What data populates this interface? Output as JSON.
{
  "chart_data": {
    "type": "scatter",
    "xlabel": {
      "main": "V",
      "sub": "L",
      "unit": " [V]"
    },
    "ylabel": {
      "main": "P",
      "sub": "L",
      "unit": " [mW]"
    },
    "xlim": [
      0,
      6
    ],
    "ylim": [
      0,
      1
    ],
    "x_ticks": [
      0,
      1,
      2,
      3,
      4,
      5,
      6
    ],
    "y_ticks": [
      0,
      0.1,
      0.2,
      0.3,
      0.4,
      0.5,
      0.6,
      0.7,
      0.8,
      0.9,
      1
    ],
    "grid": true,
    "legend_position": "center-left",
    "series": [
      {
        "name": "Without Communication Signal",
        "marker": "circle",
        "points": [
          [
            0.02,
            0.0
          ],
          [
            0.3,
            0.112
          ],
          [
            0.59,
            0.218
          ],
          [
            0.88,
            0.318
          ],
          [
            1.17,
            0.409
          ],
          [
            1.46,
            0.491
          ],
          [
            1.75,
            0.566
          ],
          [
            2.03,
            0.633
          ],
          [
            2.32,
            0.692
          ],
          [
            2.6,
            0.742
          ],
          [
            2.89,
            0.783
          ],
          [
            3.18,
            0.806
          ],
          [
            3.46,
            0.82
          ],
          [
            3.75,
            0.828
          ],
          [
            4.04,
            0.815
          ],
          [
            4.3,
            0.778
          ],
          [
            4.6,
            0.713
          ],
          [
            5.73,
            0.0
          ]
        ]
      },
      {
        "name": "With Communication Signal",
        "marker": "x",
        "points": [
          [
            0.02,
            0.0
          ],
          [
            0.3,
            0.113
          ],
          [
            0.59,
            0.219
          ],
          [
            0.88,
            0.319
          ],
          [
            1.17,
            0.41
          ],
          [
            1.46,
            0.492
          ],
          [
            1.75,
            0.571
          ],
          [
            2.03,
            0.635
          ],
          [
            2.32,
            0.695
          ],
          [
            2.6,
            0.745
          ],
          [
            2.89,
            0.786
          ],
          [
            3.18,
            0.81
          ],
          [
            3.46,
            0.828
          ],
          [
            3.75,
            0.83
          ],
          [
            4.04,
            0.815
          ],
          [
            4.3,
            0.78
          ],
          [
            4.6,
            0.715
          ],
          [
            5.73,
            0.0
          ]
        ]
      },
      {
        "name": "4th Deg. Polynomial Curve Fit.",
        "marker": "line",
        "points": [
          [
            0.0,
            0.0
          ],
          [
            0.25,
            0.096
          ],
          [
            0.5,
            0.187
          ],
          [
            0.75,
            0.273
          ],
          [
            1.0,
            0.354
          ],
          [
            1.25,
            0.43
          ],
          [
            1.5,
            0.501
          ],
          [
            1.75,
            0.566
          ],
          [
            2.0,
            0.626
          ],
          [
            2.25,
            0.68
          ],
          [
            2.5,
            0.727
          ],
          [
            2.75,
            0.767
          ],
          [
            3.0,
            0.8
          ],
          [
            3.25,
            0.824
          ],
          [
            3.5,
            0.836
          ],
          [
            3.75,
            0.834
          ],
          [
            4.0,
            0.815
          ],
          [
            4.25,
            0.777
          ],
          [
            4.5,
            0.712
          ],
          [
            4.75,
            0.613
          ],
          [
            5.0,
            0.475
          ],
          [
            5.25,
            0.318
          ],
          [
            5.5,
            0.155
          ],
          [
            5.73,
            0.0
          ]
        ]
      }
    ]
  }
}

▸ Written problem
Repeat all of the entries exactly.

▸ Task solution
What data populates this interface? Output as JSON.
{
  "chart_data": {
    "type": "scatter",
    "xlabel": {
      "main": "V",
      "sub": "L",
      "unit": " [V]"
    },
    "ylabel": {
      "main": "P",
      "sub": "L",
      "unit": " [mW]"
    },
    "xlim": [
      0,
      6
    ],
    "ylim": [
      0,
      1
    ],
    "x_ticks": [
      0,
      1,
      2,
      3,
      4,
      5,
      6
    ],
    "y_ticks": [
      0,
      0.1,
      0.2,
      0.3,
      0.4,
      0.5,
      0.6,
      0.7,
      0.8,
      0.9,
      1
    ],
    "grid": true,
    "legend_position": "center-left",
    "series": [
      {
        "name": "Without Communication Signal",
        "marker": "circle",
        "points": [
          [
            0.02,
            0.0
          ],
          [
            0.3,
            0.112
          ],
          [
            0.59,
            0.218
          ],
          [
            0.88,
            0.318
          ],
          [
            1.17,
            0.409
          ],
          [
            1.46,
            0.491
          ],
          [
            1.75,
            0.566
          ],
          [
            2.03,
            0.633
          ],
          [
            2.32,
            0.692
          ],
          [
            2.6,
            0.742
          ],
          [
            2.89,
            0.783
          ],
          [
            3.18,
            0.806
          ],
          [
            3.46,
            0.82
          ],
          [
            3.75,
            0.828
          ],
          [
            4.04,
            0.815
          ],
          [
            4.3,
            0.778
          ],
          [
            4.6,
            0.713
          ],
          [
            5.73,
            0.0
          ]
        ]
      },
      {
        "name": "With Communication Signal",
        "marker": "x",
        "points": [
          [
            0.02,
            0.0
          ],
          [
            0.3,
            0.113
          ],
          [
            0.59,
            0.219
          ],
          [
            0.88,
            0.319
          ],
          [
            1.17,
            0.41
          ],
          [
            1.46,
            0.492
          ],
          [
            1.75,
            0.571
          ],
          [
            2.03,
            0.635
          ],
          [
            2.32,
            0.695
          ],
          [
            2.6,
            0.745
          ],
          [
            2.89,
            0.786
          ],
          [
            3.18,
            0.81
          ],
          [
            3.46,
            0.828
          ],
          [
            3.75,
            0.83
          ],
          [
            4.04,
            0.815
          ],
          [
            4.3,
            0.78
          ],
          [
            4.6,
            0.715
          ],
          [
            5.73,
            0.0
          ]
        ]
      },
      {
        "name": "4th Deg. Polynomial Curve Fit.",
        "marker": "line",
        "points": [
          [
            0.0,
            0.0
          ],
          [
            0.25,
            0.096
          ],
          [
            0.5,
            0.187
          ],
          [
            0.75,
            0.273
          ],
          [
            1.0,
            0.354
          ],
          [
            1.25,
            0.43
          ],
          [
            1.5,
            0.501
          ],
          [
            1.75,
            0.566
          ],
          [
            2.0,
            0.626
          ],
          [
            2.25,
            0.68
          ],
          [
            2.5,
            0.727
          ],
          [
            2.75,
            0.767
          ],
          [
            3.0,
            0.8
          ],
          [
            3.25,
            0.824
          ],
          [
            3.5,
            0.836
          ],
          [
            3.75,
            0.834
          ],
          [
            4.0,
            0.815
          ],
          [
            4.25,
            0.777
          ],
          [
            4.5,
            0.712
          ],
          [
            4.75,
            0.613
          ],
          [
            5.0,
            0.475
          ],
          [
            5.25,
            0.318
          ],
          [
            5.5,
            0.155
          ],
          [
            5.73,
            0.0
          ]
        ]
      }
    ]
  }
}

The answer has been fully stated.